THE RECORDS

☆ ☆ ☆ ☆ ☆

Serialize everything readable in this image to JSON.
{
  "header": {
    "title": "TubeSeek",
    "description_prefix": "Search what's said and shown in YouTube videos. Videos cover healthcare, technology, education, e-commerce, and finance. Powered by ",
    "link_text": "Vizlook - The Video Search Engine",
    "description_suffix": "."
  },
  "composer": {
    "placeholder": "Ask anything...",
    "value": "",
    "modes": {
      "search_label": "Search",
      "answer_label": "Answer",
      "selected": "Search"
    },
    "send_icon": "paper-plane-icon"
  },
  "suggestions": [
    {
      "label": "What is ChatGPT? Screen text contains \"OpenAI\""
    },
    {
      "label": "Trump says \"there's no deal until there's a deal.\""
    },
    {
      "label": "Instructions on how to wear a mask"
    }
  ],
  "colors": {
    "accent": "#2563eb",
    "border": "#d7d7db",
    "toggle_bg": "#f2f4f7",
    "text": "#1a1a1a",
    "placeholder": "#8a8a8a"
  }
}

☆ ☆ ☆ ☆ ☆

Return the listing above in full, character for character.

Serialize everything readable in this image to JSON.
{
  "header": {
    "title": "TubeSeek",
    "description_prefix": "Search what's said and shown in YouTube videos. Videos cover healthcare, technology, education, e-commerce, and finance. Powered by ",
    "link_text": "Vizlook - The Video Search Engine",
    "description_suffix": "."
  },
  "composer": {
    "placeholder": "Ask anything...",
    "value": "",
    "modes": {
      "search_label": "Search",
      "answer_label": "Answer",
      "selected": "Search"
    },
    "send_icon": "paper-plane-icon"
  },
  "suggestions": [
    {
      "label": "What is ChatGPT? Screen text contains \"OpenAI\""
    },
    {
      "label": "Trump says \"there's no deal until there's a deal.\""
    },
    {
      "label": "Instructions on how to wear a mask"
    }
  ],
  "colors": {
    "accent": "#2563eb",
    "border": "#d7d7db",
    "toggle_bg": "#f2f4f7",
    "text": "#1a1a1a",
    "placeholder": "#8a8a8a"
  }
}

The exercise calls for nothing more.